▶ [Exercise]:
Every record should be written out exactly, please.

--------------------

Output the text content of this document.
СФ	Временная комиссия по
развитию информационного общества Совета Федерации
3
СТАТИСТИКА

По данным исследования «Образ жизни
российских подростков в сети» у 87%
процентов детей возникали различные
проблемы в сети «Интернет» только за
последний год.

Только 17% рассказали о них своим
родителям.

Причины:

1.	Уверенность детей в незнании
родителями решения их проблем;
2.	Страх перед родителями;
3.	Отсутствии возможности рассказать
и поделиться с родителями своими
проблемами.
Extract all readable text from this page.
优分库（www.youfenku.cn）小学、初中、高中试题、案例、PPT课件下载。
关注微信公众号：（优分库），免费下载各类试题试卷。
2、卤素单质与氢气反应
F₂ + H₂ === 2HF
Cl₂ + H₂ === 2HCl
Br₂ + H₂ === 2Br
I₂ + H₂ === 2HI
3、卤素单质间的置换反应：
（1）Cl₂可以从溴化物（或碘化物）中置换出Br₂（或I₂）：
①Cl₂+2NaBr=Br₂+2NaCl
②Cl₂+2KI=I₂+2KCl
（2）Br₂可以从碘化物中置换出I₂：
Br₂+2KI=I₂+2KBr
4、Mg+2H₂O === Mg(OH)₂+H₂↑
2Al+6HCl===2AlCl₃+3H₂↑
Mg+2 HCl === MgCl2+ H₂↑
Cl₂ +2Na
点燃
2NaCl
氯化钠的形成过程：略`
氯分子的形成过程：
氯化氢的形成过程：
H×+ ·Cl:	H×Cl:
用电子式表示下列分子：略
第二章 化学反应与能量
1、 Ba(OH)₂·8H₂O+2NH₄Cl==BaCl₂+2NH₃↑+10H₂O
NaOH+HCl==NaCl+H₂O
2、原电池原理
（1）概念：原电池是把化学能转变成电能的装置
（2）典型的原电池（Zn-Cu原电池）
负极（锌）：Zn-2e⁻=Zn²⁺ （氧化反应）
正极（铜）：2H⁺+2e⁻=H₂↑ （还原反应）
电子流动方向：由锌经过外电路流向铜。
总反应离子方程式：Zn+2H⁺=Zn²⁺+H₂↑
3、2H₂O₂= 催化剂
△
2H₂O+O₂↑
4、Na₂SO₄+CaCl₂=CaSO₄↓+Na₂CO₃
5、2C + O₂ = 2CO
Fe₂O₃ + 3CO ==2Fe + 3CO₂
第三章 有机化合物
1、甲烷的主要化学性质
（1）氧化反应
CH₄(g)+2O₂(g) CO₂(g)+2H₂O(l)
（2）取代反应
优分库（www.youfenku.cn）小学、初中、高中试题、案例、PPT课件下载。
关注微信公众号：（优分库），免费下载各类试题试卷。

--------------------

▶ [Complete response]:
Output the text content of this document.
СФ	Временная комиссия по
развитию информационного общества Совета Федерации
3
СТАТИСТИКА

По данным исследования «Образ жизни
российских подростков в сети» у 87%
процентов детей возникали различные
проблемы в сети «Интернет» только за
последний год.

Только 17% рассказали о них своим
родителям.

Причины:

1.	Уверенность детей в незнании
родителями решения их проблем;
2.	Страх перед родителями;
3.	Отсутствии возможности рассказать
и поделиться с родителями своими
проблемами.
Extract all readable text from this page.
优分库（www.youfenku.cn）小学、初中、高中试题、案例、PPT课件下载。
关注微信公众号：（优分库），免费下载各类试题试卷。
2、卤素单质与氢气反应
F₂ + H₂ === 2HF
Cl₂ + H₂ === 2HCl
Br₂ + H₂ === 2Br
I₂ + H₂ === 2HI
3、卤素单质间的置换反应：
（1）Cl₂可以从溴化物（或碘化物）中置换出Br₂（或I₂）：
①Cl₂+2NaBr=Br₂+2NaCl
②Cl₂+2KI=I₂+2KCl
（2）Br₂可以从碘化物中置换出I₂：
Br₂+2KI=I₂+2KBr
4、Mg+2H₂O === Mg(OH)₂+H₂↑
2Al+6HCl===2AlCl₃+3H₂↑
Mg+2 HCl === MgCl2+ H₂↑
Cl₂ +2Na
点燃
2NaCl
氯化钠的形成过程：略`
氯分子的形成过程：
氯化氢的形成过程：
H×+ ·Cl:	H×Cl:
用电子式表示下列分子：略
第二章 化学反应与能量
1、 Ba(OH)₂·8H₂O+2NH₄Cl==BaCl₂+2NH₃↑+10H₂O
NaOH+HCl==NaCl+H₂O
2、原电池原理
（1）概念：原电池是把化学能转变成电能的装置
（2）典型的原电池（Zn-Cu原电池）
负极（锌）：Zn-2e⁻=Zn²⁺ （氧化反应）
正极（铜）：2H⁺+2e⁻=H₂↑ （还原反应）
电子流动方向：由锌经过外电路流向铜。
总反应离子方程式：Zn+2H⁺=Zn²⁺+H₂↑
3、2H₂O₂= 催化剂
△
2H₂O+O₂↑
4、Na₂SO₄+CaCl₂=CaSO₄↓+Na₂CO₃
5、2C + O₂ = 2CO
Fe₂O₃ + 3CO ==2Fe + 3CO₂
第三章 有机化合物
1、甲烷的主要化学性质
（1）氧化反应
CH₄(g)+2O₂(g) CO₂(g)+2H₂O(l)
（2）取代反应
优分库（www.youfenku.cn）小学、初中、高中试题、案例、PPT课件下载。
关注微信公众号：（优分库），免费下载各类试题试卷。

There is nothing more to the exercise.